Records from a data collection
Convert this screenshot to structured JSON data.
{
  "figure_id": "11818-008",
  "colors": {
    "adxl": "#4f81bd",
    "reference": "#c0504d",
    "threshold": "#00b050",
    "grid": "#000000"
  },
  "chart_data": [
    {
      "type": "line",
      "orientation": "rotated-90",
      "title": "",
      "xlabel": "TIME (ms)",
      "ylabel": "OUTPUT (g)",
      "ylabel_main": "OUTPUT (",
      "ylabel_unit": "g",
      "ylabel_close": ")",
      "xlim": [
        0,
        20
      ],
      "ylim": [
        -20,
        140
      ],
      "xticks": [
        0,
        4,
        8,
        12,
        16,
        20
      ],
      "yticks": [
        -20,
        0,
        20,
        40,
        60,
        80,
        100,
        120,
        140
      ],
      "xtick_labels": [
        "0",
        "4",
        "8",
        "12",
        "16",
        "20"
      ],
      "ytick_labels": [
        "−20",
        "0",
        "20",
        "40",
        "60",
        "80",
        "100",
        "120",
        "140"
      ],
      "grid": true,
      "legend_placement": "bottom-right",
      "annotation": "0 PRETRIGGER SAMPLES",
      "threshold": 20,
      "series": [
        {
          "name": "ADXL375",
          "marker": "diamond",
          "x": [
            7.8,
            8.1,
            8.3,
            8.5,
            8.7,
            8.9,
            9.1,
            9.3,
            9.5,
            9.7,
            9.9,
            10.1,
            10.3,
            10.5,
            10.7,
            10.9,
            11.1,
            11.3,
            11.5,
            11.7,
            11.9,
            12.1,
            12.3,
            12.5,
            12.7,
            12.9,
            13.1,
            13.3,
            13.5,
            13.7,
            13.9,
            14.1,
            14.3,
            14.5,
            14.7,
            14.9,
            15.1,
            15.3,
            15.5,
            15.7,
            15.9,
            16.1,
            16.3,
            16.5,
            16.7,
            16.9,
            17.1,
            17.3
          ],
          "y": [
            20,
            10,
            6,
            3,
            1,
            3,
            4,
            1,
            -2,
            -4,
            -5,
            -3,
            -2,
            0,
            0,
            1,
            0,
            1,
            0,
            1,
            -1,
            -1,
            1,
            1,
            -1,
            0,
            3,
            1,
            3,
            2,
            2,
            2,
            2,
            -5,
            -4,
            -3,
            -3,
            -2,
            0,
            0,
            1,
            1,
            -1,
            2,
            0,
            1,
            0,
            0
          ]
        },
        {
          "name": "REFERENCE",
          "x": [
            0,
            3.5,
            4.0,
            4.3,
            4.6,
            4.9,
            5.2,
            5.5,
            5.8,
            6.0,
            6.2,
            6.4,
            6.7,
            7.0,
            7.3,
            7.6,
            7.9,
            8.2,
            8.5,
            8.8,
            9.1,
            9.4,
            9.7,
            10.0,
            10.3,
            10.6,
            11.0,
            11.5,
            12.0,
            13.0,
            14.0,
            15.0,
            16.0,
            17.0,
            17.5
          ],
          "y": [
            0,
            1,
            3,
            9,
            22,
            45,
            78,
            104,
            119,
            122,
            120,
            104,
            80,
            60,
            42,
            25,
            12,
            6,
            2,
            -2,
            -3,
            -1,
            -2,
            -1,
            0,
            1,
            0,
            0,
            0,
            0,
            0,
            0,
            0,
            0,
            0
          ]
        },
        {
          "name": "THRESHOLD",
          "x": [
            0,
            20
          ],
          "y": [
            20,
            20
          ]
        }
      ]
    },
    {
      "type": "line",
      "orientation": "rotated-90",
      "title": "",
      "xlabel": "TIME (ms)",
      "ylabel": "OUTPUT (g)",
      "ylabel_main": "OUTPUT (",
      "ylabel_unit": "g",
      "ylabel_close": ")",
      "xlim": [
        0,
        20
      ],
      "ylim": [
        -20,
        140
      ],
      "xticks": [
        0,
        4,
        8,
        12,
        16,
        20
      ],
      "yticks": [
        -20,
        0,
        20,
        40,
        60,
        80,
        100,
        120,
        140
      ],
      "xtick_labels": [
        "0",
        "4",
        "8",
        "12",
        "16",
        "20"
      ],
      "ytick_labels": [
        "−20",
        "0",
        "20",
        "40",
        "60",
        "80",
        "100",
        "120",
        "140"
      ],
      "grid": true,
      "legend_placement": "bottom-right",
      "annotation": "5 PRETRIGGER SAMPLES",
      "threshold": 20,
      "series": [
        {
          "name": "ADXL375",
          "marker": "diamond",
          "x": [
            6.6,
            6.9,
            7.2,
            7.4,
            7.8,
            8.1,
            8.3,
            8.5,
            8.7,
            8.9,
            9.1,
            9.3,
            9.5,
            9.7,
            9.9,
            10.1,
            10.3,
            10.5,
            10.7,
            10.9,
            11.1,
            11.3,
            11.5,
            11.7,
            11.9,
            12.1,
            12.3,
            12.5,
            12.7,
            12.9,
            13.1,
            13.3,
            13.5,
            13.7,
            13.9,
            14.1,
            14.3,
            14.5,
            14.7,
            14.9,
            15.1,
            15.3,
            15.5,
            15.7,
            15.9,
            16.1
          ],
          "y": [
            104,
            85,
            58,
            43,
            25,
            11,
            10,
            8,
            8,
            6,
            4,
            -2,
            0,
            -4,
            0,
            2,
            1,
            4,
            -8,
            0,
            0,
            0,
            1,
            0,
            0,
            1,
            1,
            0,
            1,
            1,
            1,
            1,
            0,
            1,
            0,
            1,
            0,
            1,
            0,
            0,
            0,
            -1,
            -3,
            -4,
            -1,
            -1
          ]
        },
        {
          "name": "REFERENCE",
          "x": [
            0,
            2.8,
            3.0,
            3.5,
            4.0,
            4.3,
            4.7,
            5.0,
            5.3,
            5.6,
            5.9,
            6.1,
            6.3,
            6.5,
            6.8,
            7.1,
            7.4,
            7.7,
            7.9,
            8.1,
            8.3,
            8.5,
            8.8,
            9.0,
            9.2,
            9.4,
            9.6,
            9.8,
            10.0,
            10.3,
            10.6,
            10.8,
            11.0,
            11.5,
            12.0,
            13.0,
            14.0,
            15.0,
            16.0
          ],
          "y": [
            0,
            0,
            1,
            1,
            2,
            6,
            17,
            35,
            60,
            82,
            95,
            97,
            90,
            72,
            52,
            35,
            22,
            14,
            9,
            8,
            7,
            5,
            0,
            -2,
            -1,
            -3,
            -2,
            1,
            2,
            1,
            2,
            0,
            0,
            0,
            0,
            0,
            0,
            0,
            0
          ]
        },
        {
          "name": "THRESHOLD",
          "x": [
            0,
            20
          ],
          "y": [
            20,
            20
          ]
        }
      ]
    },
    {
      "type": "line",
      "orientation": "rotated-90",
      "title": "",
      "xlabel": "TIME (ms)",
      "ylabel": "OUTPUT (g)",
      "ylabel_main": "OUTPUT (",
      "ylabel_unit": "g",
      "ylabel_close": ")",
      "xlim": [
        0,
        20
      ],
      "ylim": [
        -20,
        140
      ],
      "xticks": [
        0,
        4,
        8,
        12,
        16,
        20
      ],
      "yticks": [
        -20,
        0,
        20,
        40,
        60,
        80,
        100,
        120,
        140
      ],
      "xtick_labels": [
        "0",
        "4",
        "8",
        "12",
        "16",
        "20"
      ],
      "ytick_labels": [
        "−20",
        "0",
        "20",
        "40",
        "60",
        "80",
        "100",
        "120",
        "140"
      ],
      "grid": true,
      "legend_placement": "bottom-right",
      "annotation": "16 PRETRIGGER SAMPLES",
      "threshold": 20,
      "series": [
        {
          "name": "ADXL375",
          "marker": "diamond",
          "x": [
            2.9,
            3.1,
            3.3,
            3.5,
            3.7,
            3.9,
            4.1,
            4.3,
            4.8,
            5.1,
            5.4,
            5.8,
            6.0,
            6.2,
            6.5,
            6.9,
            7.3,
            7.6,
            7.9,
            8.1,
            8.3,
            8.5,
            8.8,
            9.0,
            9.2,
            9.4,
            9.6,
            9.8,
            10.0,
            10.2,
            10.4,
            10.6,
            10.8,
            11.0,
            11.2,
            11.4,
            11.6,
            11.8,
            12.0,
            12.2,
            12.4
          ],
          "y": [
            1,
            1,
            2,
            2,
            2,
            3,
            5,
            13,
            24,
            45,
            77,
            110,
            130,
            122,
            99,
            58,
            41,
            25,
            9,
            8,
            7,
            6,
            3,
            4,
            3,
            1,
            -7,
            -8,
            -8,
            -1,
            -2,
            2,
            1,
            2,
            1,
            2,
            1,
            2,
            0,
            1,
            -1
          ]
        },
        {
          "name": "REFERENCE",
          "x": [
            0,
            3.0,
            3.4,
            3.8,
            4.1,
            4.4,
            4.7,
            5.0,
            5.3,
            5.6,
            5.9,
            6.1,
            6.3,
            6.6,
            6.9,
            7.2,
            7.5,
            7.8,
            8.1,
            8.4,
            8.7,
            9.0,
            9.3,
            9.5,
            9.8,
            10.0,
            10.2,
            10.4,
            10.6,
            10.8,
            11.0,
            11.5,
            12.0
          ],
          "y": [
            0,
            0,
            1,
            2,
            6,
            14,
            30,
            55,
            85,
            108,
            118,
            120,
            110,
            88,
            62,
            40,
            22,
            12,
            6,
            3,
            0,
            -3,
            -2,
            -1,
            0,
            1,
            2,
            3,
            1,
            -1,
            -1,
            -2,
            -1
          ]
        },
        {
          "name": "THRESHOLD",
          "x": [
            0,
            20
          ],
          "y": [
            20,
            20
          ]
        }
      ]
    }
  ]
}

■ TASK TO COMPLETE ■
Look through the lines above and collect those with the word "annotation".

■ FINAL ANSWER ■
      "annotation": "0 PRETRIGGER SAMPLES",
      "annotation": "5 PRETRIGGER SAMPLES",
      "annotation": "16 PRETRIGGER SAMPLES",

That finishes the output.